Problem statement:
Write out every line below that includes the word "ylabel".

Figure dataset records:
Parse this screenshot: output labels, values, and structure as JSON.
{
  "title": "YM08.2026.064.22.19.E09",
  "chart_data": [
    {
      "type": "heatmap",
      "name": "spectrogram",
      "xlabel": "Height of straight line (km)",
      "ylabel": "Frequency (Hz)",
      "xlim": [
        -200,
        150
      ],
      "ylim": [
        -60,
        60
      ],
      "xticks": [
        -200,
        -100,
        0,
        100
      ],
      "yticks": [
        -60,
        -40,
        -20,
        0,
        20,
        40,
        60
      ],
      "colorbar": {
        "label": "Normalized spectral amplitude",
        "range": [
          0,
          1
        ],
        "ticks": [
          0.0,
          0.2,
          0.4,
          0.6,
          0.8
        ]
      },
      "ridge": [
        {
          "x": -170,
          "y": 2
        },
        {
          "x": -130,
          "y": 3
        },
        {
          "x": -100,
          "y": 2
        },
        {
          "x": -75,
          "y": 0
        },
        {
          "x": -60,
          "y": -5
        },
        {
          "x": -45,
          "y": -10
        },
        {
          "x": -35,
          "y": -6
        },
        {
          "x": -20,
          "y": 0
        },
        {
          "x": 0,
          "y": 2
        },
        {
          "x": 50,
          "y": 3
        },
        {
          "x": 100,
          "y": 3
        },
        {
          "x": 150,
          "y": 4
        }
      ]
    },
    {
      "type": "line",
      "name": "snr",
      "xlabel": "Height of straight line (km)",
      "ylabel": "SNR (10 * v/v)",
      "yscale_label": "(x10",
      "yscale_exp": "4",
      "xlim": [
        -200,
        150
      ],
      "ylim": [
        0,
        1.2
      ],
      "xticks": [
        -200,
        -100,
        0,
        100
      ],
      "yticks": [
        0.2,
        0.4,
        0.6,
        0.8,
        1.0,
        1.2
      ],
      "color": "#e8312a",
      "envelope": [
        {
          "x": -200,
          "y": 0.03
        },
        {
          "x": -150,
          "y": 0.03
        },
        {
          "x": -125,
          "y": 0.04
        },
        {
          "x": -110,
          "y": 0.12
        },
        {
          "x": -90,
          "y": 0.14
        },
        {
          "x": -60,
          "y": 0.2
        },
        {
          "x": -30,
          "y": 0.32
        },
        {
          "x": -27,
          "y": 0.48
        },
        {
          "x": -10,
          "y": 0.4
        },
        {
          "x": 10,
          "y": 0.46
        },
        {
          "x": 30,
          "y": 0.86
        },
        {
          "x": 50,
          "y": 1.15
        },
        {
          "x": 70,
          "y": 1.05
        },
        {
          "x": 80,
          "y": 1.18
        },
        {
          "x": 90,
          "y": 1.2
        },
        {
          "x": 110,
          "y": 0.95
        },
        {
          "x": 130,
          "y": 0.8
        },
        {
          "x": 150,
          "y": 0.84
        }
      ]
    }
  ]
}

Exercise answer:
      "ylabel": "Frequency (Hz)",
      "ylabel": "SNR (10 * v/v)",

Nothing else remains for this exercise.